### What the task asks
Out of the lines below, please list those that hold the string "JSON".
———
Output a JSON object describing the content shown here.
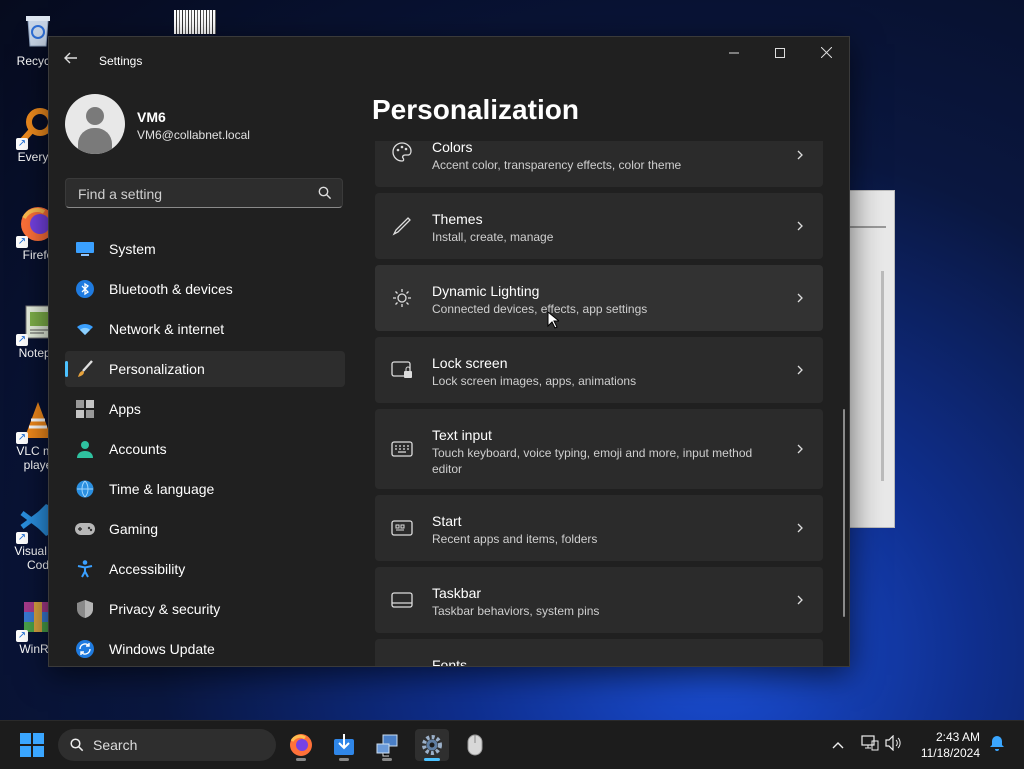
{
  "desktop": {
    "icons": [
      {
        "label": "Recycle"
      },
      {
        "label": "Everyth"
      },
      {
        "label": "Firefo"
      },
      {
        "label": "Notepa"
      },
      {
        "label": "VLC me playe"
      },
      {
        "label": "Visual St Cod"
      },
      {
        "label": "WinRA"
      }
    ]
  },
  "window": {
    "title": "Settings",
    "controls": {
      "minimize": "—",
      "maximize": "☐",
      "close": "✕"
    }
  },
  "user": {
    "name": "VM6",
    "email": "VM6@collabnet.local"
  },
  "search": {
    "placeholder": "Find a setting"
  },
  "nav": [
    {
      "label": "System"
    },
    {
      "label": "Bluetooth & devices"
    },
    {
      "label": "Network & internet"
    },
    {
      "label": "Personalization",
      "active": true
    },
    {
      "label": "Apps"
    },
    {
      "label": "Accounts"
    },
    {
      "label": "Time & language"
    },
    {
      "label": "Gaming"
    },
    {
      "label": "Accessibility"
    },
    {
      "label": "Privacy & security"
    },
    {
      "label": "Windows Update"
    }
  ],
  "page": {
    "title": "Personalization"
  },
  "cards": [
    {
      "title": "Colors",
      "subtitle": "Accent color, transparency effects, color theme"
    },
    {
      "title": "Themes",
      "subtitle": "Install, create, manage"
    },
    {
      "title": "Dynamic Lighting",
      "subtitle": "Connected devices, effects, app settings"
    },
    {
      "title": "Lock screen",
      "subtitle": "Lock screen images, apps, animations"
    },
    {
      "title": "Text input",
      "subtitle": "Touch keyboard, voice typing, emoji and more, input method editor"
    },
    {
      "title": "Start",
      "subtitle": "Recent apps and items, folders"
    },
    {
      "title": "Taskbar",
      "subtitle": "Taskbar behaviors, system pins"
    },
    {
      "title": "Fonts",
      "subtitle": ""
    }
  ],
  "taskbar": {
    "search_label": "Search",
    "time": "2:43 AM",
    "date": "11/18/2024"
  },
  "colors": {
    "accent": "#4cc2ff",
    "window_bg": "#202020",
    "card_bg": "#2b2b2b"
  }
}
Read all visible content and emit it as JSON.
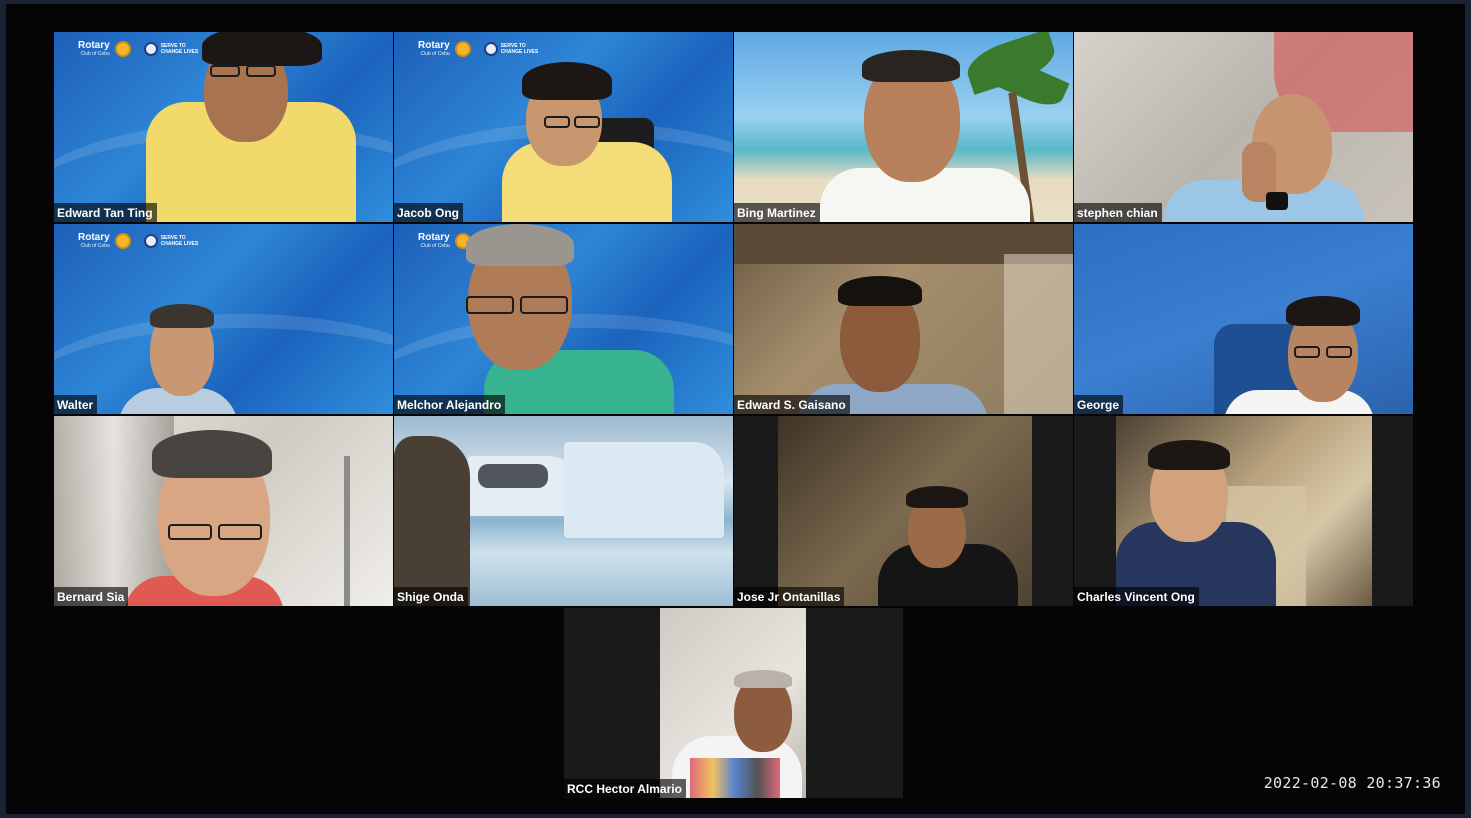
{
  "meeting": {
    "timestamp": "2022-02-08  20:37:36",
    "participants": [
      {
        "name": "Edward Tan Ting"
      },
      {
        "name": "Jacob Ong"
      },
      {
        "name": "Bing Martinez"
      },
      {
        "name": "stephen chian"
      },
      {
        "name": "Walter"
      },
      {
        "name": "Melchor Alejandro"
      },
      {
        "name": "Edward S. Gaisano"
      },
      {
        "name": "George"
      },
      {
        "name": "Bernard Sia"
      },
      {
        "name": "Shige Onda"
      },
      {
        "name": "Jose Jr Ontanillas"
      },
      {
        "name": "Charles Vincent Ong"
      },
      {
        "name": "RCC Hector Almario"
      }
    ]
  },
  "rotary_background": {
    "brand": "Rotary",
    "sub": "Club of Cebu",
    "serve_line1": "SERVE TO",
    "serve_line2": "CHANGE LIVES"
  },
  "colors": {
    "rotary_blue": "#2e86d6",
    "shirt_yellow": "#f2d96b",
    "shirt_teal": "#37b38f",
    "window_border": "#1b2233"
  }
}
———
### Task result
Output a JSON object describing the content shown here.
Read all visible content and emit it as JSON.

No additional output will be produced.